**AIM**
Where a line contains the string "rane", copy that line.

Stored records:
--------------------------------------------------

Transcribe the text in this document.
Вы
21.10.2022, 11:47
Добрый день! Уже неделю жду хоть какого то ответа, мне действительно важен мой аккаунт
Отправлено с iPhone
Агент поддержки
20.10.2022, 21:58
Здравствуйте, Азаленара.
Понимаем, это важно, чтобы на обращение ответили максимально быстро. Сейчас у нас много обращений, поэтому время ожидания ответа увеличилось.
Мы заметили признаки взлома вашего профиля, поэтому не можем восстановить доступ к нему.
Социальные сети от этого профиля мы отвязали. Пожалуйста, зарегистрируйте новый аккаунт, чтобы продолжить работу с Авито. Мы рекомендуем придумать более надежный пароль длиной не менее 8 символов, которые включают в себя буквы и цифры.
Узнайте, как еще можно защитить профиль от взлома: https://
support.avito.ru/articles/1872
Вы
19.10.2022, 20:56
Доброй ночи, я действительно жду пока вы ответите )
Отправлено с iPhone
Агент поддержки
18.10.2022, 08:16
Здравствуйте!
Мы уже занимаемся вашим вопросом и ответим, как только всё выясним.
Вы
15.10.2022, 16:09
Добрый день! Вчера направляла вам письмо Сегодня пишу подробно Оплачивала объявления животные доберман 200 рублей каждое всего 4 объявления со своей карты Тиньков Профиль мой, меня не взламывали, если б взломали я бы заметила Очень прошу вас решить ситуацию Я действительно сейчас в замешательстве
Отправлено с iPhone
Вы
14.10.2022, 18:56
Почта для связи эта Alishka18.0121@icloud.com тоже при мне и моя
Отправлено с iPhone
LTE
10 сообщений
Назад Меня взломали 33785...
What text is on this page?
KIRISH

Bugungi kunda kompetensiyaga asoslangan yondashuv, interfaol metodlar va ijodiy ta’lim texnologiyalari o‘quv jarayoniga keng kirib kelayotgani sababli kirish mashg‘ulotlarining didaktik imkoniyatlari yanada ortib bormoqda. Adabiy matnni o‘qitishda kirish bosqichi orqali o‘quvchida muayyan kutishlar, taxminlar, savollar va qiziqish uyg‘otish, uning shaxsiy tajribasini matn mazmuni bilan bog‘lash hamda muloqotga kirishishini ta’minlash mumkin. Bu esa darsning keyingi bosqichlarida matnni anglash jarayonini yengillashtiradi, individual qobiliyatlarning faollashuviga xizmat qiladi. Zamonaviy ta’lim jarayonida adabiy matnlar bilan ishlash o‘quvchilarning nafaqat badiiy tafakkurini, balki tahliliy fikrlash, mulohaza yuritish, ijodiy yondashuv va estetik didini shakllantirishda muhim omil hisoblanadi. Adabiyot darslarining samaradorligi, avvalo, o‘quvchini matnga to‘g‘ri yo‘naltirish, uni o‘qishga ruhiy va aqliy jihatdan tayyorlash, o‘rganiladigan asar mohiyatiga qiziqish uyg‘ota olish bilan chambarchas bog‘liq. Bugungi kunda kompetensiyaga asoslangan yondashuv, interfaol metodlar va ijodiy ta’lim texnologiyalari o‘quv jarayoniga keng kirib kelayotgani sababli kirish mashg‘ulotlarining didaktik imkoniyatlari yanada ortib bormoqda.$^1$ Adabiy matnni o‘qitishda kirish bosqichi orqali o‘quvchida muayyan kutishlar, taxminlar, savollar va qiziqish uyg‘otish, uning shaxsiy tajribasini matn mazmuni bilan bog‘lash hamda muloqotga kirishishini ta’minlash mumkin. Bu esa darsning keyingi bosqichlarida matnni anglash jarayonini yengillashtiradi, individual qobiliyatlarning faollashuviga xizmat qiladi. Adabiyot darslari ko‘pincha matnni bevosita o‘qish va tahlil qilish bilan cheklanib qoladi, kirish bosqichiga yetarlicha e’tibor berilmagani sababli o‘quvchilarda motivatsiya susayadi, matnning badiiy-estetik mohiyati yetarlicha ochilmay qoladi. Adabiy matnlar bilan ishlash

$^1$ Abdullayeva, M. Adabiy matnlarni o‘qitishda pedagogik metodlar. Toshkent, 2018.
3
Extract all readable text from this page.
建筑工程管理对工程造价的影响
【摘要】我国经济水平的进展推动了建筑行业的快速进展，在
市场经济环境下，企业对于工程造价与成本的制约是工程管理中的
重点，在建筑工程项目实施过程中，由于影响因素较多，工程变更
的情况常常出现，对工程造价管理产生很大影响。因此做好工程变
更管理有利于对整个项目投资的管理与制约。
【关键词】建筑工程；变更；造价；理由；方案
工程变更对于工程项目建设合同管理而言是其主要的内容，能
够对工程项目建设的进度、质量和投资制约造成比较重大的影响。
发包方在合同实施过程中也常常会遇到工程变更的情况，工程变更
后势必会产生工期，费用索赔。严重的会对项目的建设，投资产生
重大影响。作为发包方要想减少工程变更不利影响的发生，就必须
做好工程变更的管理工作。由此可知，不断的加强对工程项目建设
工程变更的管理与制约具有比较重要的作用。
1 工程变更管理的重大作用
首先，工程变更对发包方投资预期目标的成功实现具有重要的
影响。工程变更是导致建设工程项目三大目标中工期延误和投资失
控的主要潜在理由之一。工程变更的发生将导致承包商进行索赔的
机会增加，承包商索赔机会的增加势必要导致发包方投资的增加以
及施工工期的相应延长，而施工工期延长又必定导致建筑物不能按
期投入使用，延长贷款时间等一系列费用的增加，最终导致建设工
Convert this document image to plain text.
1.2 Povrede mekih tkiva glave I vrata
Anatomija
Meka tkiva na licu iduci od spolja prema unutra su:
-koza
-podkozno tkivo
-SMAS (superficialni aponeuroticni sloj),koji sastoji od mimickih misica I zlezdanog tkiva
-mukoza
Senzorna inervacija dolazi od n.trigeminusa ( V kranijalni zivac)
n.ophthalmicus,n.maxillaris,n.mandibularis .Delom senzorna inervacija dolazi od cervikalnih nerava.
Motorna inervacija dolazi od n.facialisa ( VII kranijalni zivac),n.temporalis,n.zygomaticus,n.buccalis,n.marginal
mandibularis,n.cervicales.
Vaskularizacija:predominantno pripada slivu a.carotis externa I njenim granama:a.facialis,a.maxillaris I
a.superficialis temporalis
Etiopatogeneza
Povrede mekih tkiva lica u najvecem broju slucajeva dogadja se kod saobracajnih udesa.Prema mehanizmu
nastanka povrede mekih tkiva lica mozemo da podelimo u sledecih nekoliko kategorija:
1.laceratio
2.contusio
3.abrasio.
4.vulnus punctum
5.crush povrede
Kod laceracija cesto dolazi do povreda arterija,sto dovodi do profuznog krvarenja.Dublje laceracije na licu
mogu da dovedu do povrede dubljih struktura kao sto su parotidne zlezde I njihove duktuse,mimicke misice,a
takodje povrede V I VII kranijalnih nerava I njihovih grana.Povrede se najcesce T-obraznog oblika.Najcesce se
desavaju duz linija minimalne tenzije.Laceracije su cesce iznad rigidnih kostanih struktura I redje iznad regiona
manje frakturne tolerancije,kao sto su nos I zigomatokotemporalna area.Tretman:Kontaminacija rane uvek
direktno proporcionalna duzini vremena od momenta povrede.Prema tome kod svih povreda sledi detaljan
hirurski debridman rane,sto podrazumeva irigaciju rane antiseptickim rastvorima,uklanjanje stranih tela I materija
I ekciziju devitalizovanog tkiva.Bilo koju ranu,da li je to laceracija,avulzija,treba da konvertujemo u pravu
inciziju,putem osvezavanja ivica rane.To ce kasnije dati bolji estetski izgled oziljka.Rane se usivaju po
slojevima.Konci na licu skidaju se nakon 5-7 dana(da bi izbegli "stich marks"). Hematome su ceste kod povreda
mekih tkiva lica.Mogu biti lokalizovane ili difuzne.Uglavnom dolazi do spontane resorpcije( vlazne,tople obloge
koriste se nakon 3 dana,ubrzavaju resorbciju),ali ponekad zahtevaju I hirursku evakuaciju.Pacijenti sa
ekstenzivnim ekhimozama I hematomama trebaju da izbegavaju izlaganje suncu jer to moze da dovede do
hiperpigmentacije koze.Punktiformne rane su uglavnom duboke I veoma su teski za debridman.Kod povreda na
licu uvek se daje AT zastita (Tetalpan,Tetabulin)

--------------------------------------------------

**TASK ANSWER**
manje frakturne tolerancije,kao sto su nos I zigomatokotemporalna area.Tretman:Kontaminacija rane uvek
hirurski debridman rane,sto podrazumeva irigaciju rane antiseptickim rastvorima,uklanjanje stranih tela I materija
inciziju,putem osvezavanja ivica rane.To ce kasnije dati bolji estetski izgled oziljka.Rane se usivaju po
hiperpigmentacije koze.Punktiformne rane su uglavnom duboke I veoma su teski za debridman.Kod povreda na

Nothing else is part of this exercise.